* CHALLENGE:
Don't copy the pictures; return every other part of the records exactly.

----- INFORMATION PROVIDED

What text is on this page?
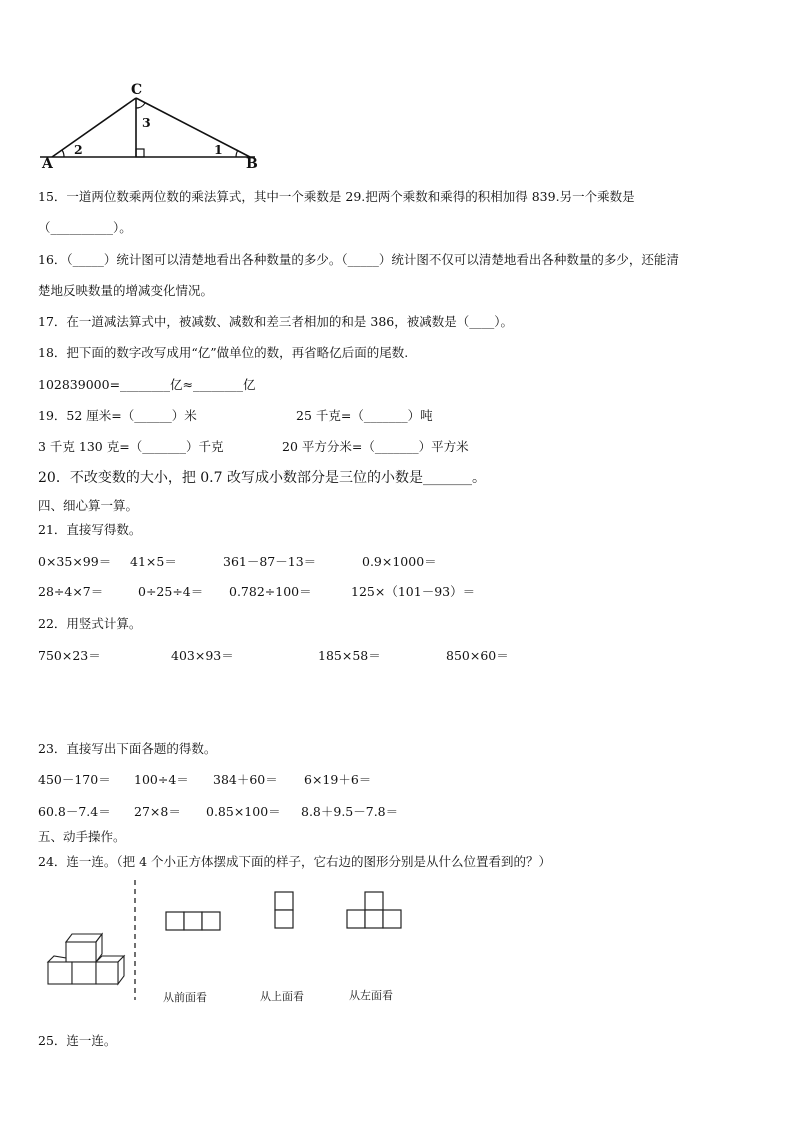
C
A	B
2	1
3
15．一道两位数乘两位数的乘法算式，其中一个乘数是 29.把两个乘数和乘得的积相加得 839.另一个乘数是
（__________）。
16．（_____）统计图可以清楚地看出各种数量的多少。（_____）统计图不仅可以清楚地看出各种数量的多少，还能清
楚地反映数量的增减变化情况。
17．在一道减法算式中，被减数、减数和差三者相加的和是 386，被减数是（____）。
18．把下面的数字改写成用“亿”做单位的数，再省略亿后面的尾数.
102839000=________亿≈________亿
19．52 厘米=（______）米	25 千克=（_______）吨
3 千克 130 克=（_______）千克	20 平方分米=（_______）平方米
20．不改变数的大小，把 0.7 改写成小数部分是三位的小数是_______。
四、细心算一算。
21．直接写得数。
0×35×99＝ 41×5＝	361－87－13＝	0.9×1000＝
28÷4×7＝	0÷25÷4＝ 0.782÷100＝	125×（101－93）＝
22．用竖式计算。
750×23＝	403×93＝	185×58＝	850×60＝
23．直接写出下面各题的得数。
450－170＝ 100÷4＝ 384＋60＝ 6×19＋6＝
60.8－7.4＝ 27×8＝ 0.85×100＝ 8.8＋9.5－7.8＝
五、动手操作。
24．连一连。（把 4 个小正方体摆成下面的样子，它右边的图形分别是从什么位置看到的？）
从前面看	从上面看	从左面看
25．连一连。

----------

* PROBLEM SOLUTION:
What text is on this page?
C
A	B
2	1
3
15．一道两位数乘两位数的乘法算式，其中一个乘数是 29.把两个乘数和乘得的积相加得 839.另一个乘数是
（__________）。
16．（_____）统计图可以清楚地看出各种数量的多少。（_____）统计图不仅可以清楚地看出各种数量的多少，还能清
楚地反映数量的增减变化情况。
17．在一道减法算式中，被减数、减数和差三者相加的和是 386，被减数是（____）。
18．把下面的数字改写成用“亿”做单位的数，再省略亿后面的尾数.
102839000=________亿≈________亿
19．52 厘米=（______）米	25 千克=（_______）吨
3 千克 130 克=（_______）千克	20 平方分米=（_______）平方米
20．不改变数的大小，把 0.7 改写成小数部分是三位的小数是_______。
四、细心算一算。
21．直接写得数。
0×35×99＝ 41×5＝	361－87－13＝	0.9×1000＝
28÷4×7＝	0÷25÷4＝ 0.782÷100＝	125×（101－93）＝
22．用竖式计算。
750×23＝	403×93＝	185×58＝	850×60＝
23．直接写出下面各题的得数。
450－170＝ 100÷4＝ 384＋60＝ 6×19＋6＝
60.8－7.4＝ 27×8＝ 0.85×100＝ 8.8＋9.5－7.8＝
五、动手操作。
24．连一连。（把 4 个小正方体摆成下面的样子，它右边的图形分别是从什么位置看到的？）
从前面看	从上面看	从左面看
25．连一连。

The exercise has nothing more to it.